Return each line of the records with nothing changed, pictures excepted.
--- Start ---
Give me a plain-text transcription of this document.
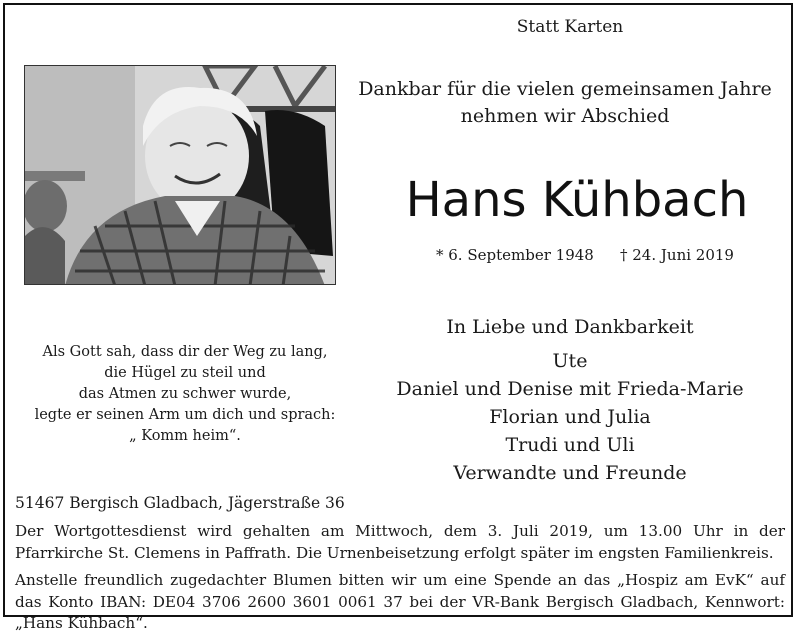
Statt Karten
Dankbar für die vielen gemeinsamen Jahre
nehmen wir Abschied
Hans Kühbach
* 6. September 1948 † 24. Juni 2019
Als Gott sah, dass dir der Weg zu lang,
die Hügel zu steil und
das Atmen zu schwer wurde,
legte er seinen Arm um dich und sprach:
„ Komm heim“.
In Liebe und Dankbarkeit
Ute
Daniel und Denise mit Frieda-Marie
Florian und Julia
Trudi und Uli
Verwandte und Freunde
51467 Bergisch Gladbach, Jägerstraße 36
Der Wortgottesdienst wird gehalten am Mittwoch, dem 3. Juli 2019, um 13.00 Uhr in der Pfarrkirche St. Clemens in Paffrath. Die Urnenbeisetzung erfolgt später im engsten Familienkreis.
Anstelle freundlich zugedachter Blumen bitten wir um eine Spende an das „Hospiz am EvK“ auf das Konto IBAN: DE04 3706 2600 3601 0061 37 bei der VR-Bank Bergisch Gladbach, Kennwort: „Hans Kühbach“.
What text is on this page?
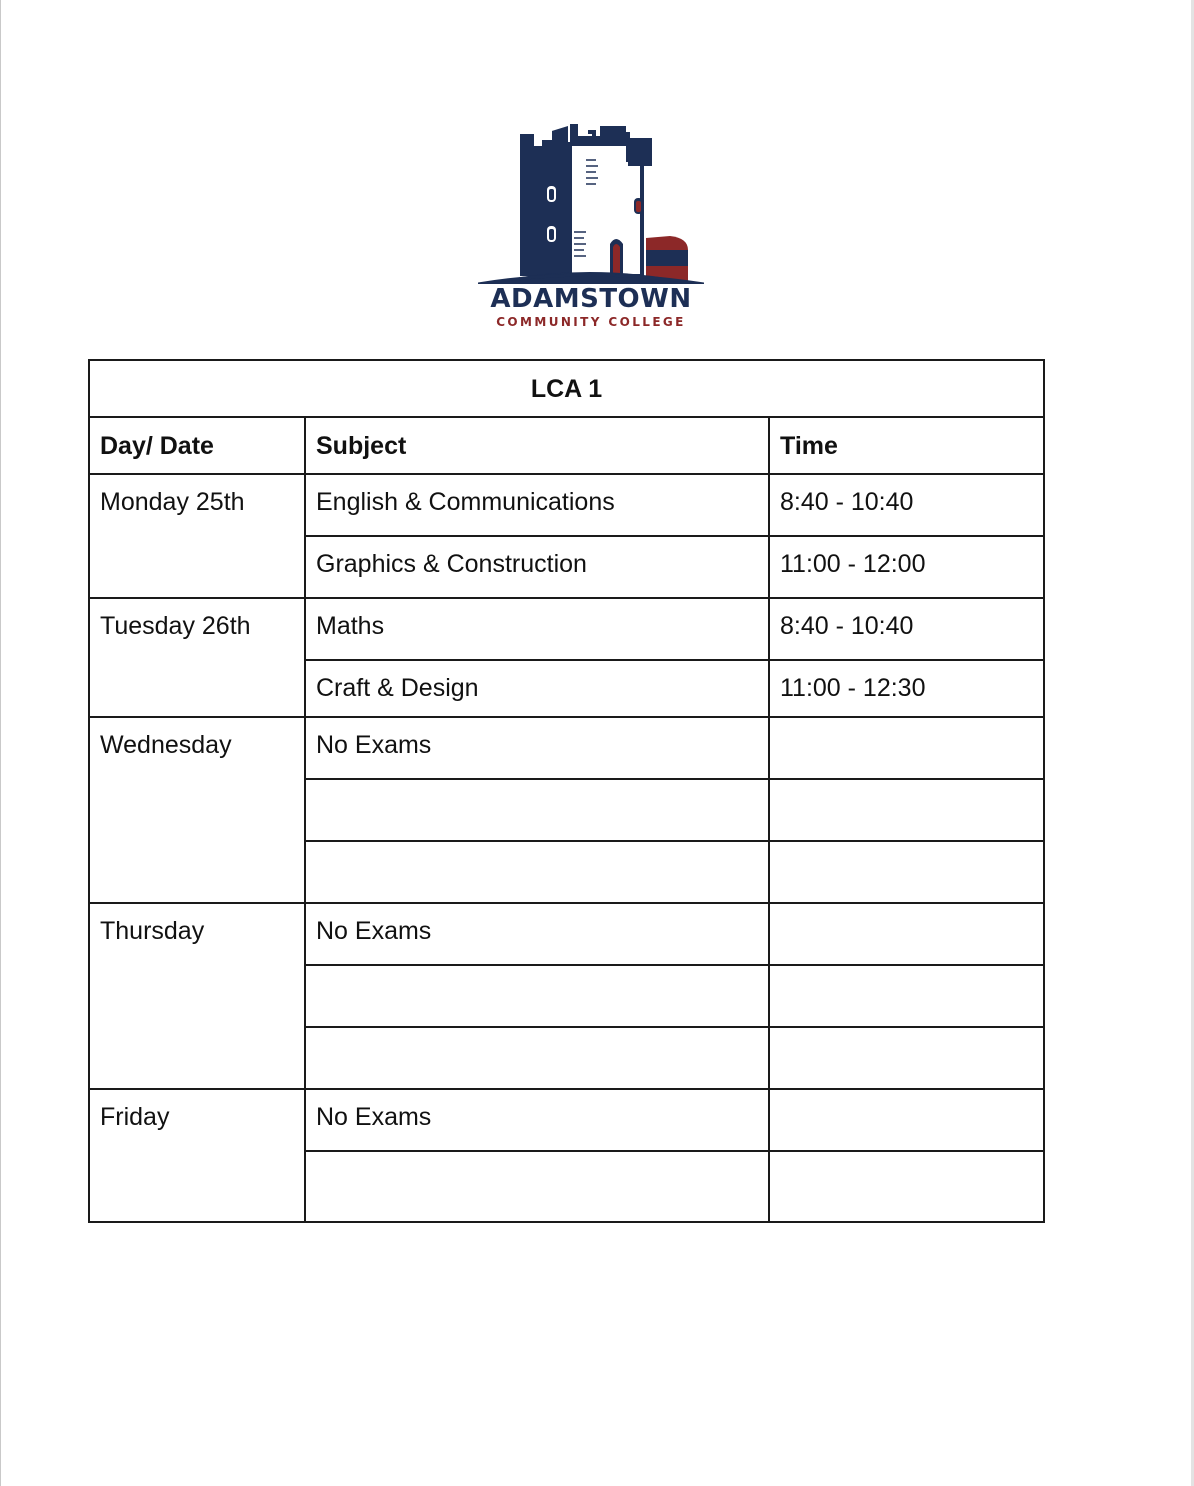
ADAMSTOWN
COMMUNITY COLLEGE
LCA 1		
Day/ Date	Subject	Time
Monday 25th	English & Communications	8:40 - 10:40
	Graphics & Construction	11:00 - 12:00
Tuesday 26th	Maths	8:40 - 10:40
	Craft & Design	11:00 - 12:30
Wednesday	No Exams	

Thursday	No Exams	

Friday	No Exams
--- End ---
→ **Result for this task**
Give me a plain-text transcription of this document.
Statt Karten
Dankbar für die vielen gemeinsamen Jahre
nehmen wir Abschied
Hans Kühbach
* 6. September 1948 † 24. Juni 2019
Als Gott sah, dass dir der Weg zu lang,
die Hügel zu steil und
das Atmen zu schwer wurde,
legte er seinen Arm um dich und sprach:
„ Komm heim“.
In Liebe und Dankbarkeit
Ute
Daniel und Denise mit Frieda-Marie
Florian und Julia
Trudi und Uli
Verwandte und Freunde
51467 Bergisch Gladbach, Jägerstraße 36
Der Wortgottesdienst wird gehalten am Mittwoch, dem 3. Juli 2019, um 13.00 Uhr in der Pfarrkirche St. Clemens in Paffrath. Die Urnenbeisetzung erfolgt später im engsten Familienkreis.
Anstelle freundlich zugedachter Blumen bitten wir um eine Spende an das „Hospiz am EvK“ auf das Konto IBAN: DE04 3706 2600 3601 0061 37 bei der VR-Bank Bergisch Gladbach, Kennwort: „Hans Kühbach“.
What text is on this page?
ADAMSTOWN
COMMUNITY COLLEGE
LCA 1		
Day/ Date	Subject	Time
Monday 25th	English & Communications	8:40 - 10:40
	Graphics & Construction	11:00 - 12:00
Tuesday 26th	Maths	8:40 - 10:40
	Craft & Design	11:00 - 12:30
Wednesday	No Exams	

Thursday	No Exams	

Friday	No Exams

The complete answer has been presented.